### Exercise objective
Every record must be repeated exactly, with no omission.

◆ ◆ ◆ ◆ ◆

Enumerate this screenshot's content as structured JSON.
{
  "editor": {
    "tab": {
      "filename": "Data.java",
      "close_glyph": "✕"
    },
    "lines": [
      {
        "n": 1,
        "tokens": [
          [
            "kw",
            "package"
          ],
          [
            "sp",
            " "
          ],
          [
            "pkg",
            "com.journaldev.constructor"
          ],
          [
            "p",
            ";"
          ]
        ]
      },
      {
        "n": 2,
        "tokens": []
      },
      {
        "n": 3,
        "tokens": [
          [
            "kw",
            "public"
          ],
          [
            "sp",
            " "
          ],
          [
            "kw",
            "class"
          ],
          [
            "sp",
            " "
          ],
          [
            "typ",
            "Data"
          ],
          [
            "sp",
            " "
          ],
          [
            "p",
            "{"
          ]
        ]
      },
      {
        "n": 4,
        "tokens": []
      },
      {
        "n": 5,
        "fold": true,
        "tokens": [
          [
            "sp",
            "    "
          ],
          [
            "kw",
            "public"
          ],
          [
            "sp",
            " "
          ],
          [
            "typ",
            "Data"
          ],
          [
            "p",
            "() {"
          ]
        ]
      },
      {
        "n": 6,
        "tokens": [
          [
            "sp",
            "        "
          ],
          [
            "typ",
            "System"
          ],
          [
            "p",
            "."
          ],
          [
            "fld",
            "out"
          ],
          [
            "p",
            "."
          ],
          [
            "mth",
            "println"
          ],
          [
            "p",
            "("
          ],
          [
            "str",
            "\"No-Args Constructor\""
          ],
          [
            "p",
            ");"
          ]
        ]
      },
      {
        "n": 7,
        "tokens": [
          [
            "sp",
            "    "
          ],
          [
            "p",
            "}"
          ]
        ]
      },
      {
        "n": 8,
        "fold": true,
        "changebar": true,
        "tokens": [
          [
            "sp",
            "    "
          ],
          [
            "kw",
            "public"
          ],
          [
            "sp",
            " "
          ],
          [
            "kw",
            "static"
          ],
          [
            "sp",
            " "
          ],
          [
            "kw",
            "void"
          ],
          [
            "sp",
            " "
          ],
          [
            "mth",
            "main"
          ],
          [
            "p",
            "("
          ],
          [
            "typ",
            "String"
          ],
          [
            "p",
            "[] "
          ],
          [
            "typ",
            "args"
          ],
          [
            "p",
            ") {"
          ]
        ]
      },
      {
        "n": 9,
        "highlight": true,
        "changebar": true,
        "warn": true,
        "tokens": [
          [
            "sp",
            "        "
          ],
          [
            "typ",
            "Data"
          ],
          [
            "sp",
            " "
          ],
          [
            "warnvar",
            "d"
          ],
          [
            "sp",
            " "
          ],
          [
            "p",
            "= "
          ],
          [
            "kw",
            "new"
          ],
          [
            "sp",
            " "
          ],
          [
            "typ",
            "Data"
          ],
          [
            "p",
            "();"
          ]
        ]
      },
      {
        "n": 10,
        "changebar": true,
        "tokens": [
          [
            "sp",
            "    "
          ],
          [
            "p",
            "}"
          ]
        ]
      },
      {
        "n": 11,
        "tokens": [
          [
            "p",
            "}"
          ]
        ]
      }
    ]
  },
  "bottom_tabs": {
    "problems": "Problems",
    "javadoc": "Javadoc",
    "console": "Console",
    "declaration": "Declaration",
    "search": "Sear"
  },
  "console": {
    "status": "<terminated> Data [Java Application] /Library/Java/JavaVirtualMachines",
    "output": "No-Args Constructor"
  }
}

◆ ◆ ◆ ◆ ◆

### Finished exercise
Enumerate this screenshot's content as structured JSON.
{
  "editor": {
    "tab": {
      "filename": "Data.java",
      "close_glyph": "✕"
    },
    "lines": [
      {
        "n": 1,
        "tokens": [
          [
            "kw",
            "package"
          ],
          [
            "sp",
            " "
          ],
          [
            "pkg",
            "com.journaldev.constructor"
          ],
          [
            "p",
            ";"
          ]
        ]
      },
      {
        "n": 2,
        "tokens": []
      },
      {
        "n": 3,
        "tokens": [
          [
            "kw",
            "public"
          ],
          [
            "sp",
            " "
          ],
          [
            "kw",
            "class"
          ],
          [
            "sp",
            " "
          ],
          [
            "typ",
            "Data"
          ],
          [
            "sp",
            " "
          ],
          [
            "p",
            "{"
          ]
        ]
      },
      {
        "n": 4,
        "tokens": []
      },
      {
        "n": 5,
        "fold": true,
        "tokens": [
          [
            "sp",
            "    "
          ],
          [
            "kw",
            "public"
          ],
          [
            "sp",
            " "
          ],
          [
            "typ",
            "Data"
          ],
          [
            "p",
            "() {"
          ]
        ]
      },
      {
        "n": 6,
        "tokens": [
          [
            "sp",
            "        "
          ],
          [
            "typ",
            "System"
          ],
          [
            "p",
            "."
          ],
          [
            "fld",
            "out"
          ],
          [
            "p",
            "."
          ],
          [
            "mth",
            "println"
          ],
          [
            "p",
            "("
          ],
          [
            "str",
            "\"No-Args Constructor\""
          ],
          [
            "p",
            ");"
          ]
        ]
      },
      {
        "n": 7,
        "tokens": [
          [
            "sp",
            "    "
          ],
          [
            "p",
            "}"
          ]
        ]
      },
      {
        "n": 8,
        "fold": true,
        "changebar": true,
        "tokens": [
          [
            "sp",
            "    "
          ],
          [
            "kw",
            "public"
          ],
          [
            "sp",
            " "
          ],
          [
            "kw",
            "static"
          ],
          [
            "sp",
            " "
          ],
          [
            "kw",
            "void"
          ],
          [
            "sp",
            " "
          ],
          [
            "mth",
            "main"
          ],
          [
            "p",
            "("
          ],
          [
            "typ",
            "String"
          ],
          [
            "p",
            "[] "
          ],
          [
            "typ",
            "args"
          ],
          [
            "p",
            ") {"
          ]
        ]
      },
      {
        "n": 9,
        "highlight": true,
        "changebar": true,
        "warn": true,
        "tokens": [
          [
            "sp",
            "        "
          ],
          [
            "typ",
            "Data"
          ],
          [
            "sp",
            " "
          ],
          [
            "warnvar",
            "d"
          ],
          [
            "sp",
            " "
          ],
          [
            "p",
            "= "
          ],
          [
            "kw",
            "new"
          ],
          [
            "sp",
            " "
          ],
          [
            "typ",
            "Data"
          ],
          [
            "p",
            "();"
          ]
        ]
      },
      {
        "n": 10,
        "changebar": true,
        "tokens": [
          [
            "sp",
            "    "
          ],
          [
            "p",
            "}"
          ]
        ]
      },
      {
        "n": 11,
        "tokens": [
          [
            "p",
            "}"
          ]
        ]
      }
    ]
  },
  "bottom_tabs": {
    "problems": "Problems",
    "javadoc": "Javadoc",
    "console": "Console",
    "declaration": "Declaration",
    "search": "Sear"
  },
  "console": {
    "status": "<terminated> Data [Java Application] /Library/Java/JavaVirtualMachines",
    "output": "No-Args Constructor"
  }
}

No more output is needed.